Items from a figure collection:
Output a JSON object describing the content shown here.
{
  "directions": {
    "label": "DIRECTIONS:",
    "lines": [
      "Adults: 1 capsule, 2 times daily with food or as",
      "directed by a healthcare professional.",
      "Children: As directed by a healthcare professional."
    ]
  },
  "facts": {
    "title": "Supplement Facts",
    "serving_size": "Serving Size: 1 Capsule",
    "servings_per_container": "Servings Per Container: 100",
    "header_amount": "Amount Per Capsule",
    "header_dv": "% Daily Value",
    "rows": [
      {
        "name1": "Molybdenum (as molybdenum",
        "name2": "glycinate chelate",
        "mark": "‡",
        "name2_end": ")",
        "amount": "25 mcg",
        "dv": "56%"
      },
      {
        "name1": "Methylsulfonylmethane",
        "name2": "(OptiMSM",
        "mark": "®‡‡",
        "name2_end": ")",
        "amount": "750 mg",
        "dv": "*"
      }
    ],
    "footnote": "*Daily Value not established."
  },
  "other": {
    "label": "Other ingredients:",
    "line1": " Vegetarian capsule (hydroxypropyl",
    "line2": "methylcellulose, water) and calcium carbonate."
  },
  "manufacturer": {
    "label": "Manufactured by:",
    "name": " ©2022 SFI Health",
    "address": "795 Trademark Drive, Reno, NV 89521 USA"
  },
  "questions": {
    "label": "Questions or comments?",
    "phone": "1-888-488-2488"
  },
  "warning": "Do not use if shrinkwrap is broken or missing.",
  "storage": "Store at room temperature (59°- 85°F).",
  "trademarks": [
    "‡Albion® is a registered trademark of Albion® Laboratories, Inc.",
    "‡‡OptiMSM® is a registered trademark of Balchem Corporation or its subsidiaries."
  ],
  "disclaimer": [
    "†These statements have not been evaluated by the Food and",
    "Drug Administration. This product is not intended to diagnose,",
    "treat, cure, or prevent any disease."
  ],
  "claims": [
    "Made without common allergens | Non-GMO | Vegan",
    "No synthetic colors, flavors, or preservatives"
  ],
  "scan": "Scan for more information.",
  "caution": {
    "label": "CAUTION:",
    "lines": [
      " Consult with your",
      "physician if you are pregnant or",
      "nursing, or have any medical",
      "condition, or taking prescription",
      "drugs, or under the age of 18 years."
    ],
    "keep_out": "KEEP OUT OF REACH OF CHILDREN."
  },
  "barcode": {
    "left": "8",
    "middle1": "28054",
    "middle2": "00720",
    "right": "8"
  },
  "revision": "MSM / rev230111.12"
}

Exercise instructions >> Of the lines in the records, how many contain the word "Value"? Answer with the number and nothing else.

Written answer >> 2